*Your objective*
Return every entry exactly as written.

*Figure record listings*
==================================================
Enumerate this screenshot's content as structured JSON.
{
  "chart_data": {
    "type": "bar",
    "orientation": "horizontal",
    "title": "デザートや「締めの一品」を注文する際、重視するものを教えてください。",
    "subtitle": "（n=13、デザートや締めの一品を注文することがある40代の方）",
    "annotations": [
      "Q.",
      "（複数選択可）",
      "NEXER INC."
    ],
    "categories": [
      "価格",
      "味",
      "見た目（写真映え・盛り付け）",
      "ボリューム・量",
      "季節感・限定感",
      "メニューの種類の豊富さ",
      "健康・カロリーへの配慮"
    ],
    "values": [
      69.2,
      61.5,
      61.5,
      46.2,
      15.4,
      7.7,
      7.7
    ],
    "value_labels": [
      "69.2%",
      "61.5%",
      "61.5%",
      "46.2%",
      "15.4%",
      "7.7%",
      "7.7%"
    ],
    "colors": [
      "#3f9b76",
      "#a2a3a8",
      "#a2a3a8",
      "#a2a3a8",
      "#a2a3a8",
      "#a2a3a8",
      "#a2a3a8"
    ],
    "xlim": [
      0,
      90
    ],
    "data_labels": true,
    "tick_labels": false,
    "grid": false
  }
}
==================================================
*Result below*
Enumerate this screenshot's content as structured JSON.
{
  "chart_data": {
    "type": "bar",
    "orientation": "horizontal",
    "title": "デザートや「締めの一品」を注文する際、重視するものを教えてください。",
    "subtitle": "（n=13、デザートや締めの一品を注文することがある40代の方）",
    "annotations": [
      "Q.",
      "（複数選択可）",
      "NEXER INC."
    ],
    "categories": [
      "価格",
      "味",
      "見た目（写真映え・盛り付け）",
      "ボリューム・量",
      "季節感・限定感",
      "メニューの種類の豊富さ",
      "健康・カロリーへの配慮"
    ],
    "values": [
      69.2,
      61.5,
      61.5,
      46.2,
      15.4,
      7.7,
      7.7
    ],
    "value_labels": [
      "69.2%",
      "61.5%",
      "61.5%",
      "46.2%",
      "15.4%",
      "7.7%",
      "7.7%"
    ],
    "colors": [
      "#3f9b76",
      "#a2a3a8",
      "#a2a3a8",
      "#a2a3a8",
      "#a2a3a8",
      "#a2a3a8",
      "#a2a3a8"
    ],
    "xlim": [
      0,
      90
    ],
    "data_labels": true,
    "tick_labels": false,
    "grid": false
  }
}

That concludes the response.